*Questions to answer*
**A)** According to the article on Jack Nicklaus's honorary citizenship of St Andrews, in what year did the University of St Andrews give him an honorary doctorate?
**B)** Duplicate the passage in the article on Jack Nicklaus's honorary citizenship of St Andrews, starting at "Seventeen years after" and ending at "at St Andrews.".
**C)** Go on with the article on Jack Nicklaus's honorary citizenship of St Andrews from the point at which it stops.

Seventeen years after he ended his competitive career at the Old Course at St Andrews, Jack Nicklaus will be granted honorary citizenship of the Royal Burgh of St Andrews at a ceremony the week of the 150th Open Championship next month.

It will mark the fourth award at the Home of Golf for the Golden Bear, a three-time winner of the claret jug – in 1966 at Muirfield and in 1970 and ’78 at the Old Course. Previously, the 18-time Major champion was made an honorary member of St Andrews Golf Club after his victory in ’78, and he was awarded an honorary doctorate by the University of St Andrews in 1984. Six years later, Nicklaus was invited to become an honorary member of the Royal and Ancient Golf Club at St Andrews.

Nicklaus will be honoured as part of a larger ceremony at Younger Hall at 1pm on Tuesday, July 12, that also will include the University of St Andrews granting honorary degrees to Lee Trevino, Sir Bob Charles, Sandy Lyle, Catriona Matthew and Jose Maria Olazabal in recognition of their achievements and outstanding service to the game of golf. Charles, the legendary Kiwi golfer, Trevino and Lyle are former Open champions.

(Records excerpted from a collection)

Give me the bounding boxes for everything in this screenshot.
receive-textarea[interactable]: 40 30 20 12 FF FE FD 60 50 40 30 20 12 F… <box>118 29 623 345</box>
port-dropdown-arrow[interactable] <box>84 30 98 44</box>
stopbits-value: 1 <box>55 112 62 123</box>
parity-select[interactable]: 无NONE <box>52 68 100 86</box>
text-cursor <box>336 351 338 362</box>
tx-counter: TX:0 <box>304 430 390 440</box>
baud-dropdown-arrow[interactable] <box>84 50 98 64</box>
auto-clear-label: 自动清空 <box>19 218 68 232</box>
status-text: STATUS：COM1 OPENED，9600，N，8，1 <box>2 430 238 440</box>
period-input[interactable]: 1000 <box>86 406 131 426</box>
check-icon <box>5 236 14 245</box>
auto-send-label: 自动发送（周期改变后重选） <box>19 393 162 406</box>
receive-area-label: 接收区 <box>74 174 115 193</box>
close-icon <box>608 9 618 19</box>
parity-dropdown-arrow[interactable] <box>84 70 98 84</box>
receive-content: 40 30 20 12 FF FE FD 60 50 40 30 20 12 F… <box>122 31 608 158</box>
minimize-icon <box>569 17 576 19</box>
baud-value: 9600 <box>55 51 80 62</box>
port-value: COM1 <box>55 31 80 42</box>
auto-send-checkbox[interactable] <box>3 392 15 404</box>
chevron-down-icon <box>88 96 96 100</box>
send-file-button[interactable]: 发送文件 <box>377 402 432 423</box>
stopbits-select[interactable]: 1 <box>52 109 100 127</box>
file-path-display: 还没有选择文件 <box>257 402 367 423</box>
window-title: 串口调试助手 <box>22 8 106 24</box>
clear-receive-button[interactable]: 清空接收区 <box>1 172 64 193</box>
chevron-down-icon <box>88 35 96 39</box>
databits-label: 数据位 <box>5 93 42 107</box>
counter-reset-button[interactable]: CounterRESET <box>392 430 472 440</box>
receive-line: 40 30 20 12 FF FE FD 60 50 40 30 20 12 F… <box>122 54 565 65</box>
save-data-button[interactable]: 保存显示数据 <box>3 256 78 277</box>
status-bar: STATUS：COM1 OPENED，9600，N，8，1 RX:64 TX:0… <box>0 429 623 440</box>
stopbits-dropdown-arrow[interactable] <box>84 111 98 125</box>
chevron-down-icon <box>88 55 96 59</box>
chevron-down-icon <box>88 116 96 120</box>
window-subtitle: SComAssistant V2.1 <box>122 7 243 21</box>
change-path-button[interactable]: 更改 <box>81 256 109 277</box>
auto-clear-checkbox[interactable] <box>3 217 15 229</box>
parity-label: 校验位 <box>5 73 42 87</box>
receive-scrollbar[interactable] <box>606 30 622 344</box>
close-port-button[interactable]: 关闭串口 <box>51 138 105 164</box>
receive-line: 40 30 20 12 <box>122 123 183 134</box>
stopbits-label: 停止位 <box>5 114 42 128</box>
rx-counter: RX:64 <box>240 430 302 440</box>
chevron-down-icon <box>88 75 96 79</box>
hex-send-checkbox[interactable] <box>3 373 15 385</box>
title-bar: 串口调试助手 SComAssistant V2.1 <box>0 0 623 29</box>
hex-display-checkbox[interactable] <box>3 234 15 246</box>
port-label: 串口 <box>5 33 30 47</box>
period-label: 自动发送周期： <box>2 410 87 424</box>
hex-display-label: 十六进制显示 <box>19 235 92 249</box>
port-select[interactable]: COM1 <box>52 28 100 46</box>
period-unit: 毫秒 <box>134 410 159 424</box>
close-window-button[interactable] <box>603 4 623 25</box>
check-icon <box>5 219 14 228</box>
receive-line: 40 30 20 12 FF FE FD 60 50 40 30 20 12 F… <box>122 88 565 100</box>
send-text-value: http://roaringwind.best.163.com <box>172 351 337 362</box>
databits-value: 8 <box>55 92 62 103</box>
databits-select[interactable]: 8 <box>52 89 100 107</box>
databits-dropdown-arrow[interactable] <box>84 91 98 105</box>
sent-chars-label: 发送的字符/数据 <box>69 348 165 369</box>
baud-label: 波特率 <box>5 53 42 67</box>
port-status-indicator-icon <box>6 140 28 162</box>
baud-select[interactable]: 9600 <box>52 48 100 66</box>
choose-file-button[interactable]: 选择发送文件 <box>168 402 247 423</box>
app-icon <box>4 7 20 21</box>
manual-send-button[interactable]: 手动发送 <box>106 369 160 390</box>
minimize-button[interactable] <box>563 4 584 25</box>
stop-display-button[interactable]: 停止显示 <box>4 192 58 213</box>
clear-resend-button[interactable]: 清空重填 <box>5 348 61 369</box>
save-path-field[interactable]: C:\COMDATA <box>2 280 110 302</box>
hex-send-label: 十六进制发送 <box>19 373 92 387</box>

*Numbered answers*
**A)** 1984

**B)**
Seventeen years after he ended his competitive career at the Old Course at St Andrews, Jack Nicklaus will be granted honorary citizenship of the Royal Burgh of St Andrews at a ceremony the week of the 150th Open Championship next month.

It will mark the fourth award at the Home of Golf for the Golden Bear, a three-time winner of the claret jug – in 1966 at Muirfield and in 1970 and ’78 at the Old Course. Previously, the 18-time Major champion was made an honorary member of St Andrews Golf Club after his victory in ’78, and he was awarded an honorary doctorate by the University of St Andrews in 1984. Six years later, Nicklaus was invited to become an honorary member of the Royal and Ancient Golf Club at St Andrews.

**C)**
“I’m absolutely delighted and humbled by the honour,” Nicklaus said at the Memorial Tournament, the PGA Tour event he hosts at Muirfield Village Golf Club in Dublin, Ohio. “It is going to be a truly memorable occasion for me and my family.”

Nicklaus, 82, accepted the offer in December to become an honorary citizen from the Royal Burgh of St Andrews Community Council. A measure to honour the Golden Bear was actually passed three years ago, but the ceremony was delayed until this year because of the global pandemic.

John Devlin, a past captain and president of St Andrews Golf Club, will give a speech of tribute to Nicklaus on behalf of the town and the honorary citizenship will be bestowed in the form a scroll presented by the Provost of the Royal Burgh of St Andrews Community Council. Nicklaus also is expected to speak. Afterwards, he and the new honorary degree recipients will participate in a public procession through the historic town.

According to a story in The Courier Evening Telegraph in Dundee, Scotland, the St Andrews Community Council took up a resolution to make Nicklaus an honorary citizen during the 2005 Open, where Nicklaus played his last official tournament at the Old Course, but the measure didn’t garner enough votes. Devlin approached local officials three years ago about resurrecting the initiative, and this time the St Andrews Council passed it unanimously.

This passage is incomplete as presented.